BEGIN Given records

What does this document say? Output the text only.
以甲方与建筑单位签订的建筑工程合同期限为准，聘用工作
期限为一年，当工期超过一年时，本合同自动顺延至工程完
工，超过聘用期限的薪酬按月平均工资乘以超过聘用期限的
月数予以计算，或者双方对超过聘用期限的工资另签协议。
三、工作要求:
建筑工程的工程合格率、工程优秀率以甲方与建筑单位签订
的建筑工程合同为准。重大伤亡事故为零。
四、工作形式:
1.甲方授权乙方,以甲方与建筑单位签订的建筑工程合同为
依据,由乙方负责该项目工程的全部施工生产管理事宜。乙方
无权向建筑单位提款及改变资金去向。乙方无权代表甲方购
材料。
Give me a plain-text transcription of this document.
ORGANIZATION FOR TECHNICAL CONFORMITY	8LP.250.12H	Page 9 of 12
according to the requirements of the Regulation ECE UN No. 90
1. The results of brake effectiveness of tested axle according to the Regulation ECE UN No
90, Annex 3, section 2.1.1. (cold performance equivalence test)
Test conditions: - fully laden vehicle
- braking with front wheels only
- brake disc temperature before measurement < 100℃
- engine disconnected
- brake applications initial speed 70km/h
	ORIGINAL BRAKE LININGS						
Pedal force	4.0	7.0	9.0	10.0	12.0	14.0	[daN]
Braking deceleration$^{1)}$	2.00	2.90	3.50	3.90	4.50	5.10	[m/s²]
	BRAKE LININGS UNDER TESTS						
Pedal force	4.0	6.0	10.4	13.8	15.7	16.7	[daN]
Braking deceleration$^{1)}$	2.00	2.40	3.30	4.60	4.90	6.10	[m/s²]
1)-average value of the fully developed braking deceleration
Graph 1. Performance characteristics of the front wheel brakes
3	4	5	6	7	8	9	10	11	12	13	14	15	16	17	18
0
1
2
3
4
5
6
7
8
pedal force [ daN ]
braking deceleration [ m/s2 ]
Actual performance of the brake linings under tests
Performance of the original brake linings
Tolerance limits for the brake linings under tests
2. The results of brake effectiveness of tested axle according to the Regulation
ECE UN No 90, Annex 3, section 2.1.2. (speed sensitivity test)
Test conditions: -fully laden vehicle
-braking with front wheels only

END Given records

__Problem statement__:
Send back every record, precisely as written.

__Written reply__:
What does this document say? Output the text only.
以甲方与建筑单位签订的建筑工程合同期限为准，聘用工作
期限为一年，当工期超过一年时，本合同自动顺延至工程完
工，超过聘用期限的薪酬按月平均工资乘以超过聘用期限的
月数予以计算，或者双方对超过聘用期限的工资另签协议。
三、工作要求:
建筑工程的工程合格率、工程优秀率以甲方与建筑单位签订
的建筑工程合同为准。重大伤亡事故为零。
四、工作形式:
1.甲方授权乙方,以甲方与建筑单位签订的建筑工程合同为
依据,由乙方负责该项目工程的全部施工生产管理事宜。乙方
无权向建筑单位提款及改变资金去向。乙方无权代表甲方购
材料。
Give me a plain-text transcription of this document.
ORGANIZATION FOR TECHNICAL CONFORMITY	8LP.250.12H	Page 9 of 12
according to the requirements of the Regulation ECE UN No. 90
1. The results of brake effectiveness of tested axle according to the Regulation ECE UN No
90, Annex 3, section 2.1.1. (cold performance equivalence test)
Test conditions: - fully laden vehicle
- braking with front wheels only
- brake disc temperature before measurement < 100℃
- engine disconnected
- brake applications initial speed 70km/h
	ORIGINAL BRAKE LININGS						
Pedal force	4.0	7.0	9.0	10.0	12.0	14.0	[daN]
Braking deceleration$^{1)}$	2.00	2.90	3.50	3.90	4.50	5.10	[m/s²]
	BRAKE LININGS UNDER TESTS						
Pedal force	4.0	6.0	10.4	13.8	15.7	16.7	[daN]
Braking deceleration$^{1)}$	2.00	2.40	3.30	4.60	4.90	6.10	[m/s²]
1)-average value of the fully developed braking deceleration
Graph 1. Performance characteristics of the front wheel brakes
3	4	5	6	7	8	9	10	11	12	13	14	15	16	17	18
0
1
2
3
4
5
6
7
8
pedal force [ daN ]
braking deceleration [ m/s2 ]
Actual performance of the brake linings under tests
Performance of the original brake linings
Tolerance limits for the brake linings under tests
2. The results of brake effectiveness of tested axle according to the Regulation
ECE UN No 90, Annex 3, section 2.1.2. (speed sensitivity test)
Test conditions: -fully laden vehicle
-braking with front wheels only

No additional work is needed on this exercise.